AVAILABLE RECORDS ->

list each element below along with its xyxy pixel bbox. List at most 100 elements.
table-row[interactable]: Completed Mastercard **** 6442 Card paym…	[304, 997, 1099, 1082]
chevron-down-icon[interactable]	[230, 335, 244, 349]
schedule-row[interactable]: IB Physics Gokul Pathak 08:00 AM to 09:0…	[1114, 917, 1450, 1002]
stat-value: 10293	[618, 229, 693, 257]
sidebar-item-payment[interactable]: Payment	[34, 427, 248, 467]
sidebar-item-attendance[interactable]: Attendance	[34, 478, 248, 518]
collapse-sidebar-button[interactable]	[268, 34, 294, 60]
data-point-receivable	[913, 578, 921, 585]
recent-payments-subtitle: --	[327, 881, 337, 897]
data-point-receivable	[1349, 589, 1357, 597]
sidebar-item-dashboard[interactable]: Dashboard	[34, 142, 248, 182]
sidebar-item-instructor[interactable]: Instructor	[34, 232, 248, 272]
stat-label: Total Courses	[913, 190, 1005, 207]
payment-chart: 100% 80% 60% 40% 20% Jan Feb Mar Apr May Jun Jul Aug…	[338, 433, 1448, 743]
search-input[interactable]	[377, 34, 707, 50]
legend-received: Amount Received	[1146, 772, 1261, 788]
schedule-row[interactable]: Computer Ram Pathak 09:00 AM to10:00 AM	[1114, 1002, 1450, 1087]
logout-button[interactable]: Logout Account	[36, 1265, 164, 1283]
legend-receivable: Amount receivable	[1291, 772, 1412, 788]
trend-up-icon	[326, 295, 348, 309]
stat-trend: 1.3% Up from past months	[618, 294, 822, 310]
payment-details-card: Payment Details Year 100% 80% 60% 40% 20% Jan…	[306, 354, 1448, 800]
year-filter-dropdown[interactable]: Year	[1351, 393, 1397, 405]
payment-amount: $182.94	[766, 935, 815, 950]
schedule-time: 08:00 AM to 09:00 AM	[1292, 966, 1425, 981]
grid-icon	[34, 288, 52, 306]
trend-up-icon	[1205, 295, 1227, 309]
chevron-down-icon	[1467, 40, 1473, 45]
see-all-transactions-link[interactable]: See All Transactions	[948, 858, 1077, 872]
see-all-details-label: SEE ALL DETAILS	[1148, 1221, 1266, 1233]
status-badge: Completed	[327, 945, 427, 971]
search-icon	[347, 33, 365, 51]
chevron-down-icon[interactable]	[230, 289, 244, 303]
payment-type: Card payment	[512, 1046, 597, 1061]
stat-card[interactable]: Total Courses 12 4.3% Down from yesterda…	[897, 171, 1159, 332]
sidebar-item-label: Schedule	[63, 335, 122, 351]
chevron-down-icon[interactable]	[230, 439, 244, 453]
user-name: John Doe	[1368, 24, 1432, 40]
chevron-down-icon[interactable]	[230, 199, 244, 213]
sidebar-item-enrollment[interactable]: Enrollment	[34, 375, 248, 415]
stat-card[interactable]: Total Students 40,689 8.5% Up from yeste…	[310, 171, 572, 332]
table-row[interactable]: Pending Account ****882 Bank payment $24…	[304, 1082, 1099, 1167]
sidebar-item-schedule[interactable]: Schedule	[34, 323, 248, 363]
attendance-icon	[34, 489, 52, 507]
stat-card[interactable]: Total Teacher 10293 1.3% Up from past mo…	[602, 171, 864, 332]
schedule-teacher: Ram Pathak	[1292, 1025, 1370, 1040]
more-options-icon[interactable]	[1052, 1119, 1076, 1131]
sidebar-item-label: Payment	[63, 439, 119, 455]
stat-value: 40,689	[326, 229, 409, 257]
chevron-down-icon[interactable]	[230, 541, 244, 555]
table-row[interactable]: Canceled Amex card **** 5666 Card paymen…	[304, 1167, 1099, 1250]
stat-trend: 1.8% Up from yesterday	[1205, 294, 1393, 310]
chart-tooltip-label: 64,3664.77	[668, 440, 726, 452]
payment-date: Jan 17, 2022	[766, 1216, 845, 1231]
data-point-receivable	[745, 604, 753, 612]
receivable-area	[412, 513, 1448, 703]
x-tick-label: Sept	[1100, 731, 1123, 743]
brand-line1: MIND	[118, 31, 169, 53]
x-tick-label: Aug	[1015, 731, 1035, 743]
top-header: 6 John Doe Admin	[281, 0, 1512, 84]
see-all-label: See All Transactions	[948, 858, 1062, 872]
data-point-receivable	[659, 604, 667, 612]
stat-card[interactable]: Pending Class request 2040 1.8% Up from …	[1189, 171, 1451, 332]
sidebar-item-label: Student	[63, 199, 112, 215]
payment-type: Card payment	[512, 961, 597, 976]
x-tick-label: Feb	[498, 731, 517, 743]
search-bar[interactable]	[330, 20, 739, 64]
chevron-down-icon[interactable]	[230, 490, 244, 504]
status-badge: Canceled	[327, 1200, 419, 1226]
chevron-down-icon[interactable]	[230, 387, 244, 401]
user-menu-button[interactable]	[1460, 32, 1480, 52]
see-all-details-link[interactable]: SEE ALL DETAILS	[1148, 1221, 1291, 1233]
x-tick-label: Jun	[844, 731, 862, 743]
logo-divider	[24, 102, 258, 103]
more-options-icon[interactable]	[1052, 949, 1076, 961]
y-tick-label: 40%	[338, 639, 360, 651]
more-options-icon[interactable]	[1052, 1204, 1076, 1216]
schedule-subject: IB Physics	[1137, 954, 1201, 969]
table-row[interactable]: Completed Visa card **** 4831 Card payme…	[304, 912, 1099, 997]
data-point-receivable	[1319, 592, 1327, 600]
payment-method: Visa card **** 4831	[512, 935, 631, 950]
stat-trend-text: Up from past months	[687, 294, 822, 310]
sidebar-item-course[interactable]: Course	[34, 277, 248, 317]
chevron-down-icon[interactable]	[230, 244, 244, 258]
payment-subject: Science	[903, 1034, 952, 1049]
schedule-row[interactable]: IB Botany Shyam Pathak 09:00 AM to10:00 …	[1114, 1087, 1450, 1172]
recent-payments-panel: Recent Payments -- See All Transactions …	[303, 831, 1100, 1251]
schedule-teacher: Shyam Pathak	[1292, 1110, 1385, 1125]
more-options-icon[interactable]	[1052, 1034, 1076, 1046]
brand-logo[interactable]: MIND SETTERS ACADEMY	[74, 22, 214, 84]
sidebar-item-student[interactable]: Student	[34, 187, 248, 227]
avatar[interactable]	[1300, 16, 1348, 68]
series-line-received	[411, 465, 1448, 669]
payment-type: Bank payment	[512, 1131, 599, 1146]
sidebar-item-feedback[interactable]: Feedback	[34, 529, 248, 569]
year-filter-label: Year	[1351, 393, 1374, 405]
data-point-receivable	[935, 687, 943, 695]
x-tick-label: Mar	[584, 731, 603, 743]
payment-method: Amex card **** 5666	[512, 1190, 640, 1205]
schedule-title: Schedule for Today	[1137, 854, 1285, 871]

WHAT THE TASK REQUIRES ->
Reproduce every item above verbatim, keeping each line in its original order.

TASK SOLUTION ->
list each element below along with its xyxy pixel bbox. List at most 100 elements.
table-row[interactable]: Completed Mastercard **** 6442 Card paym…	[304, 997, 1099, 1082]
chevron-down-icon[interactable]	[230, 335, 244, 349]
schedule-row[interactable]: IB Physics Gokul Pathak 08:00 AM to 09:0…	[1114, 917, 1450, 1002]
stat-value: 10293	[618, 229, 693, 257]
sidebar-item-payment[interactable]: Payment	[34, 427, 248, 467]
sidebar-item-attendance[interactable]: Attendance	[34, 478, 248, 518]
collapse-sidebar-button[interactable]	[268, 34, 294, 60]
data-point-receivable	[913, 578, 921, 585]
recent-payments-subtitle: --	[327, 881, 337, 897]
data-point-receivable	[1349, 589, 1357, 597]
sidebar-item-dashboard[interactable]: Dashboard	[34, 142, 248, 182]
sidebar-item-instructor[interactable]: Instructor	[34, 232, 248, 272]
stat-label: Total Courses	[913, 190, 1005, 207]
payment-chart: 100% 80% 60% 40% 20% Jan Feb Mar Apr May Jun Jul Aug…	[338, 433, 1448, 743]
search-input[interactable]	[377, 34, 707, 50]
legend-received: Amount Received	[1146, 772, 1261, 788]
schedule-row[interactable]: Computer Ram Pathak 09:00 AM to10:00 AM	[1114, 1002, 1450, 1087]
logout-button[interactable]: Logout Account	[36, 1265, 164, 1283]
legend-receivable: Amount receivable	[1291, 772, 1412, 788]
trend-up-icon	[326, 295, 348, 309]
stat-trend: 1.3% Up from past months	[618, 294, 822, 310]
payment-details-card: Payment Details Year 100% 80% 60% 40% 20% Jan…	[306, 354, 1448, 800]
year-filter-dropdown[interactable]: Year	[1351, 393, 1397, 405]
payment-amount: $182.94	[766, 935, 815, 950]
schedule-time: 08:00 AM to 09:00 AM	[1292, 966, 1425, 981]
grid-icon	[34, 288, 52, 306]
trend-up-icon	[1205, 295, 1227, 309]
chevron-down-icon	[1467, 40, 1473, 45]
see-all-transactions-link[interactable]: See All Transactions	[948, 858, 1077, 872]
see-all-details-label: SEE ALL DETAILS	[1148, 1221, 1266, 1233]
status-badge: Completed	[327, 945, 427, 971]
search-icon	[347, 33, 365, 51]
chevron-down-icon[interactable]	[230, 289, 244, 303]
payment-type: Card payment	[512, 1046, 597, 1061]
stat-card[interactable]: Total Courses 12 4.3% Down from yesterda…	[897, 171, 1159, 332]
sidebar-item-label: Schedule	[63, 335, 122, 351]
chevron-down-icon[interactable]	[230, 439, 244, 453]
user-name: John Doe	[1368, 24, 1432, 40]
chevron-down-icon[interactable]	[230, 199, 244, 213]
sidebar-item-enrollment[interactable]: Enrollment	[34, 375, 248, 415]
stat-card[interactable]: Total Students 40,689 8.5% Up from yeste…	[310, 171, 572, 332]
table-row[interactable]: Pending Account ****882 Bank payment $24…	[304, 1082, 1099, 1167]
sidebar-item-schedule[interactable]: Schedule	[34, 323, 248, 363]
attendance-icon	[34, 489, 52, 507]
stat-card[interactable]: Total Teacher 10293 1.3% Up from past mo…	[602, 171, 864, 332]
schedule-teacher: Ram Pathak	[1292, 1025, 1370, 1040]
more-options-icon[interactable]	[1052, 1119, 1076, 1131]
sidebar-item-label: Payment	[63, 439, 119, 455]
stat-value: 40,689	[326, 229, 409, 257]
chevron-down-icon[interactable]	[230, 541, 244, 555]
table-row[interactable]: Canceled Amex card **** 5666 Card paymen…	[304, 1167, 1099, 1250]
stat-trend: 1.8% Up from yesterday	[1205, 294, 1393, 310]
chart-tooltip-label: 64,3664.77	[668, 440, 726, 452]
payment-date: Jan 17, 2022	[766, 1216, 845, 1231]
data-point-receivable	[745, 604, 753, 612]
receivable-area	[412, 513, 1448, 703]
x-tick-label: Sept	[1100, 731, 1123, 743]
brand-line1: MIND	[118, 31, 169, 53]
x-tick-label: Aug	[1015, 731, 1035, 743]
top-header: 6 John Doe Admin	[281, 0, 1512, 84]
see-all-label: See All Transactions	[948, 858, 1062, 872]
data-point-receivable	[659, 604, 667, 612]
stat-card[interactable]: Pending Class request 2040 1.8% Up from …	[1189, 171, 1451, 332]
sidebar-item-label: Student	[63, 199, 112, 215]
payment-type: Card payment	[512, 961, 597, 976]
x-tick-label: Feb	[498, 731, 517, 743]
search-bar[interactable]	[330, 20, 739, 64]
chevron-down-icon[interactable]	[230, 490, 244, 504]
status-badge: Canceled	[327, 1200, 419, 1226]
chevron-down-icon[interactable]	[230, 387, 244, 401]
user-menu-button[interactable]	[1460, 32, 1480, 52]
see-all-details-link[interactable]: SEE ALL DETAILS	[1148, 1221, 1291, 1233]
x-tick-label: Jun	[844, 731, 862, 743]
logo-divider	[24, 102, 258, 103]
more-options-icon[interactable]	[1052, 949, 1076, 961]
y-tick-label: 40%	[338, 639, 360, 651]
more-options-icon[interactable]	[1052, 1204, 1076, 1216]
schedule-subject: IB Physics	[1137, 954, 1201, 969]
table-row[interactable]: Completed Visa card **** 4831 Card payme…	[304, 912, 1099, 997]
data-point-receivable	[1319, 592, 1327, 600]
payment-method: Visa card **** 4831	[512, 935, 631, 950]
stat-trend-text: Up from past months	[687, 294, 822, 310]
sidebar-item-course[interactable]: Course	[34, 277, 248, 317]
chevron-down-icon[interactable]	[230, 244, 244, 258]
payment-subject: Science	[903, 1034, 952, 1049]
schedule-row[interactable]: IB Botany Shyam Pathak 09:00 AM to10:00 …	[1114, 1087, 1450, 1172]
recent-payments-panel: Recent Payments -- See All Transactions …	[303, 831, 1100, 1251]
schedule-teacher: Shyam Pathak	[1292, 1110, 1385, 1125]
more-options-icon[interactable]	[1052, 1034, 1076, 1046]
brand-logo[interactable]: MIND SETTERS ACADEMY	[74, 22, 214, 84]
sidebar-item-student[interactable]: Student	[34, 187, 248, 227]
avatar[interactable]	[1300, 16, 1348, 68]
series-line-received	[411, 465, 1448, 669]
payment-type: Bank payment	[512, 1131, 599, 1146]
sidebar-item-feedback[interactable]: Feedback	[34, 529, 248, 569]
year-filter-label: Year	[1351, 393, 1374, 405]
data-point-receivable	[935, 687, 943, 695]
x-tick-label: Mar	[584, 731, 603, 743]
payment-method: Amex card **** 5666	[512, 1190, 640, 1205]
schedule-title: Schedule for Today	[1137, 854, 1285, 871]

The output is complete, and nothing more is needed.